§ WHAT IS BEING ASKED:
Rewrite the listing below with every "Telegram" changed to "Signal" and the rest untouched. Omit the pictures from your copy.

------

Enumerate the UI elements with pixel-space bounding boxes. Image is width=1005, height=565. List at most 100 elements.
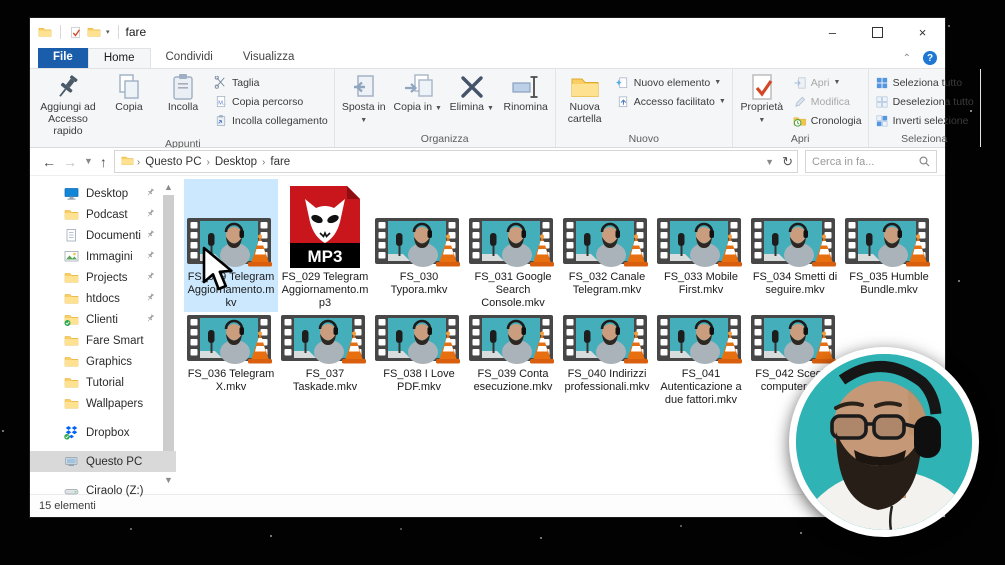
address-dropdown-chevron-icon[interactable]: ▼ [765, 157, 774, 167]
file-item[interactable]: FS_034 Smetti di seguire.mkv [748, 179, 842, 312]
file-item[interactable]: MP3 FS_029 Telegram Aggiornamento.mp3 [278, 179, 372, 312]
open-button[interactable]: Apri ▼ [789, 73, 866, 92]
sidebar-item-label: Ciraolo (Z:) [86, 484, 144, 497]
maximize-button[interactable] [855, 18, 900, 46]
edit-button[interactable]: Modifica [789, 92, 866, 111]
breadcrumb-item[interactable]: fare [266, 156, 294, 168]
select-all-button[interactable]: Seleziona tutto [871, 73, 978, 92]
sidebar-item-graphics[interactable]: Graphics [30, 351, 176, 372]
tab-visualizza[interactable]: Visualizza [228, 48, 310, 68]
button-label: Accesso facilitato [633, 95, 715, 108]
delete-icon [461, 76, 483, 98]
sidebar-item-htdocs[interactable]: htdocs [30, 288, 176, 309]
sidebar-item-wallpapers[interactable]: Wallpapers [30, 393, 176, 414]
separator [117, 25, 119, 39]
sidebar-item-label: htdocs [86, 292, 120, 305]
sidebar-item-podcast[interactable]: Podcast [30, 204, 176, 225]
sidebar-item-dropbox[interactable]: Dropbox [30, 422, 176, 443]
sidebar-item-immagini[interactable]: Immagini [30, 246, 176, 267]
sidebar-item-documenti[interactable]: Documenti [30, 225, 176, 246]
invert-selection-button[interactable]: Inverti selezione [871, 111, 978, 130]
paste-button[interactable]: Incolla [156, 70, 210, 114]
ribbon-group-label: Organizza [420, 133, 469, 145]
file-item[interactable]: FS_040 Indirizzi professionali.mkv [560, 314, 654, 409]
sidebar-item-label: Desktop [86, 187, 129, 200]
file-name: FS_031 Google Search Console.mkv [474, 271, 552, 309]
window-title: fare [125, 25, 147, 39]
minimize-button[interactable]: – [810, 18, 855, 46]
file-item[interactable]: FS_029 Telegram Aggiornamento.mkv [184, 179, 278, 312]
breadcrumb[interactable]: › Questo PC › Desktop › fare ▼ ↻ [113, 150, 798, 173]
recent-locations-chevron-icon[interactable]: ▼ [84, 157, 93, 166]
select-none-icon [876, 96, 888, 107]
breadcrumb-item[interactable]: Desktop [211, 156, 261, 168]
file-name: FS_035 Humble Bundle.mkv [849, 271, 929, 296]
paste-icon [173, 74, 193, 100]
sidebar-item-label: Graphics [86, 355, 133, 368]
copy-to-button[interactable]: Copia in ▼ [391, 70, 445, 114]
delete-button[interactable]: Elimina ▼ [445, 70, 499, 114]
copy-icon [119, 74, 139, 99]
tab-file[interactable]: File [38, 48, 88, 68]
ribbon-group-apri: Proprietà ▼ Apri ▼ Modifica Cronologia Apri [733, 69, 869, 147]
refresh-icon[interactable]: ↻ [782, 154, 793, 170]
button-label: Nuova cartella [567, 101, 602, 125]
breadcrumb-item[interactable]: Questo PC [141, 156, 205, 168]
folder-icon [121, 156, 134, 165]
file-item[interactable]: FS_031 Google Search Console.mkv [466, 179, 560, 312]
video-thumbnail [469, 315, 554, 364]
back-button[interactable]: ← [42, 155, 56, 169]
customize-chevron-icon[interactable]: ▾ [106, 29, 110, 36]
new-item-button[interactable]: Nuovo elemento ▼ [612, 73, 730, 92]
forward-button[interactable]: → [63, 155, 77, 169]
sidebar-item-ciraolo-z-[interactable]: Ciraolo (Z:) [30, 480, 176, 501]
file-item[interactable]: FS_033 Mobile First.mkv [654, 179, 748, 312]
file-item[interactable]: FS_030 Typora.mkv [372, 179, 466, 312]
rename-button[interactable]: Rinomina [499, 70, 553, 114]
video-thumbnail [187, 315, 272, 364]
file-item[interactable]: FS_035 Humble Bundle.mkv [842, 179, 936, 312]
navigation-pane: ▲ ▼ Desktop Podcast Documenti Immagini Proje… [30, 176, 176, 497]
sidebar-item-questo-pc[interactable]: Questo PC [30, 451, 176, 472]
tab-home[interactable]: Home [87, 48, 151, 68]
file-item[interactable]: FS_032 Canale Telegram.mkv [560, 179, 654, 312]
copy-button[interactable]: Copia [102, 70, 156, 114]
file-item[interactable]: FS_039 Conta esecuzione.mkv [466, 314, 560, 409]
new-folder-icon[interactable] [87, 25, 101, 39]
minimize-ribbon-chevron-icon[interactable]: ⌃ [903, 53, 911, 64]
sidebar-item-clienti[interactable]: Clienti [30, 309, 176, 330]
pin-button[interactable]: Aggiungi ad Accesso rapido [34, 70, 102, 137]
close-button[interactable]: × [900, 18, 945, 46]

------

§ REPLY:
Enumerate the UI elements with pixel-space bounding boxes. Image is width=1005, height=565. List at most 100 elements.
address-dropdown-chevron-icon[interactable]: ▼ [765, 157, 774, 167]
file-item[interactable]: FS_034 Smetti di seguire.mkv [748, 179, 842, 312]
file-item[interactable]: MP3 FS_029 Signal Aggiornamento.mp3 [278, 179, 372, 312]
open-button[interactable]: Apri ▼ [789, 73, 866, 92]
sidebar-item-label: Ciraolo (Z:) [86, 484, 144, 497]
maximize-button[interactable] [855, 18, 900, 46]
edit-button[interactable]: Modifica [789, 92, 866, 111]
breadcrumb-item[interactable]: fare [266, 156, 294, 168]
select-all-button[interactable]: Seleziona tutto [871, 73, 978, 92]
sidebar-item-graphics[interactable]: Graphics [30, 351, 176, 372]
tab-visualizza[interactable]: Visualizza [228, 48, 310, 68]
button-label: Accesso facilitato [633, 95, 715, 108]
delete-icon [461, 76, 483, 98]
sidebar-item-htdocs[interactable]: htdocs [30, 288, 176, 309]
sidebar-item-wallpapers[interactable]: Wallpapers [30, 393, 176, 414]
separator [117, 25, 119, 39]
sidebar-item-label: htdocs [86, 292, 120, 305]
sidebar-item-podcast[interactable]: Podcast [30, 204, 176, 225]
sidebar-item-dropbox[interactable]: Dropbox [30, 422, 176, 443]
sidebar-item-immagini[interactable]: Immagini [30, 246, 176, 267]
sidebar-item-documenti[interactable]: Documenti [30, 225, 176, 246]
invert-selection-button[interactable]: Inverti selezione [871, 111, 978, 130]
paste-button[interactable]: Incolla [156, 70, 210, 114]
ribbon-group-label: Organizza [420, 133, 469, 145]
file-item[interactable]: FS_040 Indirizzi professionali.mkv [560, 314, 654, 409]
sidebar-item-label: Desktop [86, 187, 129, 200]
file-name: FS_031 Google Search Console.mkv [474, 271, 552, 309]
window-title: fare [125, 25, 147, 39]
minimize-button[interactable]: – [810, 18, 855, 46]
file-item[interactable]: FS_029 Signal Aggiornamento.mkv [184, 179, 278, 312]
breadcrumb[interactable]: › Questo PC › Desktop › fare ▼ ↻ [113, 150, 798, 173]
recent-locations-chevron-icon[interactable]: ▼ [84, 157, 93, 166]
select-none-icon [876, 96, 888, 107]
breadcrumb-item[interactable]: Desktop [211, 156, 261, 168]
file-name: FS_035 Humble Bundle.mkv [849, 271, 929, 296]
paste-icon [173, 74, 193, 100]
sidebar-item-label: Graphics [86, 355, 133, 368]
copy-to-button[interactable]: Copia in ▼ [391, 70, 445, 114]
delete-button[interactable]: Elimina ▼ [445, 70, 499, 114]
copy-icon [119, 74, 139, 99]
tab-file[interactable]: File [38, 48, 88, 68]
ribbon-group-apri: Proprietà ▼ Apri ▼ Modifica Cronologia Apri [733, 69, 869, 147]
refresh-icon[interactable]: ↻ [782, 154, 793, 170]
button-label: Nuova cartella [567, 101, 602, 125]
breadcrumb-item[interactable]: Questo PC [141, 156, 205, 168]
folder-icon [121, 156, 134, 165]
file-item[interactable]: FS_031 Google Search Console.mkv [466, 179, 560, 312]
video-thumbnail [469, 315, 554, 364]
back-button[interactable]: ← [42, 155, 56, 169]
customize-chevron-icon[interactable]: ▾ [106, 29, 110, 36]
new-item-button[interactable]: Nuovo elemento ▼ [612, 73, 730, 92]
forward-button[interactable]: → [63, 155, 77, 169]
sidebar-item-ciraolo-z-[interactable]: Ciraolo (Z:) [30, 480, 176, 501]
file-item[interactable]: FS_033 Mobile First.mkv [654, 179, 748, 312]
file-item[interactable]: FS_030 Typora.mkv [372, 179, 466, 312]
rename-button[interactable]: Rinomina [499, 70, 553, 114]
video-thumbnail [187, 315, 272, 364]
file-item[interactable]: FS_035 Humble Bundle.mkv [842, 179, 936, 312]
navigation-pane: ▲ ▼ Desktop Podcast Documenti Immagini Proje… [30, 176, 176, 497]
sidebar-item-questo-pc[interactable]: Questo PC [30, 451, 176, 472]
tab-home[interactable]: Home [87, 48, 151, 68]
file-item[interactable]: FS_032 Canale Signal.mkv [560, 179, 654, 312]
copy-button[interactable]: Copia [102, 70, 156, 114]
file-item[interactable]: FS_039 Conta esecuzione.mkv [466, 314, 560, 409]
new-folder-icon[interactable] [87, 25, 101, 39]
minimize-ribbon-chevron-icon[interactable]: ⌃ [903, 53, 911, 64]
sidebar-item-clienti[interactable]: Clienti [30, 309, 176, 330]
pin-button[interactable]: Aggiungi ad Accesso rapido [34, 70, 102, 137]
close-button[interactable]: × [900, 18, 945, 46]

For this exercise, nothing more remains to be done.